**Given instruction:**
Go through the lines below and copy each one that holds the string "times".

**Entries shown:**
>> START

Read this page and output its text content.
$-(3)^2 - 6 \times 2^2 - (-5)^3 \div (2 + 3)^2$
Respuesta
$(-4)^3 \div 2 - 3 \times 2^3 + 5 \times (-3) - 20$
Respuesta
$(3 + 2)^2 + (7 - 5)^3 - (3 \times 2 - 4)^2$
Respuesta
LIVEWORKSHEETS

>> END

**Full solution:**
$-(3)^2 - 6 \times 2^2 - (-5)^3 \div (2 + 3)^2$
$(-4)^3 \div 2 - 3 \times 2^3 + 5 \times (-3) - 20$
$(3 + 2)^2 + (7 - 5)^3 - (3 \times 2 - 4)^2$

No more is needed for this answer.